* **WHAT IS EXPECTED**:
Scan each line of the records for the word "color" and extract the ones that have it.

* **RECORDS PROVIDED**:

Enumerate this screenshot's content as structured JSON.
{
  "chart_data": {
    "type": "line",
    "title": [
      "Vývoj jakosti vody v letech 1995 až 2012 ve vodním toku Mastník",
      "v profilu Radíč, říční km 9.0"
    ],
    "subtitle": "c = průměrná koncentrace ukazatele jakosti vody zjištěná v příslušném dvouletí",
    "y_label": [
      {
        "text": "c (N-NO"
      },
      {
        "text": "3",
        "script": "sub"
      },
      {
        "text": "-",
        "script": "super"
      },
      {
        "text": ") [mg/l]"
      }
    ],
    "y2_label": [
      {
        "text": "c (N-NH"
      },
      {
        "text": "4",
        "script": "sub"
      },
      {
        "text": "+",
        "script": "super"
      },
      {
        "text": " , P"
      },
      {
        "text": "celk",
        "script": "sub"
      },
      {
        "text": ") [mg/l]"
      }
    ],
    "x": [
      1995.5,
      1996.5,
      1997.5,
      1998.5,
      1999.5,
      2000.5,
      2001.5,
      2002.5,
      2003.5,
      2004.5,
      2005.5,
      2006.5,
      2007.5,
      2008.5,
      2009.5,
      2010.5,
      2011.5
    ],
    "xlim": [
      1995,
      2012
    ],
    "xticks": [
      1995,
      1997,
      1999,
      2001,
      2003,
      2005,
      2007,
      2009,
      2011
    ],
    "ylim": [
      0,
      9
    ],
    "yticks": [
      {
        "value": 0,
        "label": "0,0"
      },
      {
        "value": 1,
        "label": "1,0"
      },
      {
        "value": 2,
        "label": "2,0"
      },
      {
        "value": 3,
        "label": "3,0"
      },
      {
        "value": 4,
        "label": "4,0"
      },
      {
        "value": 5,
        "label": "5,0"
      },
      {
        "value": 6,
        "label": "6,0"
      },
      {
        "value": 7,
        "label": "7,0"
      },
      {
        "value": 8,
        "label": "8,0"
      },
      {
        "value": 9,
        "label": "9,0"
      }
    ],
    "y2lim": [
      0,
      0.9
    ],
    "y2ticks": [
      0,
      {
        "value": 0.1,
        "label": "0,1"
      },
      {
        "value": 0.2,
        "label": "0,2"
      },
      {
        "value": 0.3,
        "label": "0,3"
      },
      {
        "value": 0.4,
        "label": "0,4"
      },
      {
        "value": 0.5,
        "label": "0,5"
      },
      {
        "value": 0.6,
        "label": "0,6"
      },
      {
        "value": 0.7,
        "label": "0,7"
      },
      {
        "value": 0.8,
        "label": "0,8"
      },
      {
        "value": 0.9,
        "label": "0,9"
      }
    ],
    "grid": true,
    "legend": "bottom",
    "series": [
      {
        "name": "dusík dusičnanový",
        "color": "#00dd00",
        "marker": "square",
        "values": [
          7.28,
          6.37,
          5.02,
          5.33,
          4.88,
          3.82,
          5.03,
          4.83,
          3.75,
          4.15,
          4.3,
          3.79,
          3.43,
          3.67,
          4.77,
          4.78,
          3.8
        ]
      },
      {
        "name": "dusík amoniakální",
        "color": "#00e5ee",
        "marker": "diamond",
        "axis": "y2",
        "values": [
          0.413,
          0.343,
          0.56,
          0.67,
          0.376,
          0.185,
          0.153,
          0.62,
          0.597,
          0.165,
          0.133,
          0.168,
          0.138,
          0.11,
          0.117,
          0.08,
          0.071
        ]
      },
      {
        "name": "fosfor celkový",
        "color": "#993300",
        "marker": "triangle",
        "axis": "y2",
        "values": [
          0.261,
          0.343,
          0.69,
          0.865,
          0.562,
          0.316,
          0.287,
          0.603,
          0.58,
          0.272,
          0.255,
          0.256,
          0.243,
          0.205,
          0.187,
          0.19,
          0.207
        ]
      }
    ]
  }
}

* **EXERCISE ANSWER**:
        "color": "#00dd00",
        "color": "#00e5ee",
        "color": "#993300",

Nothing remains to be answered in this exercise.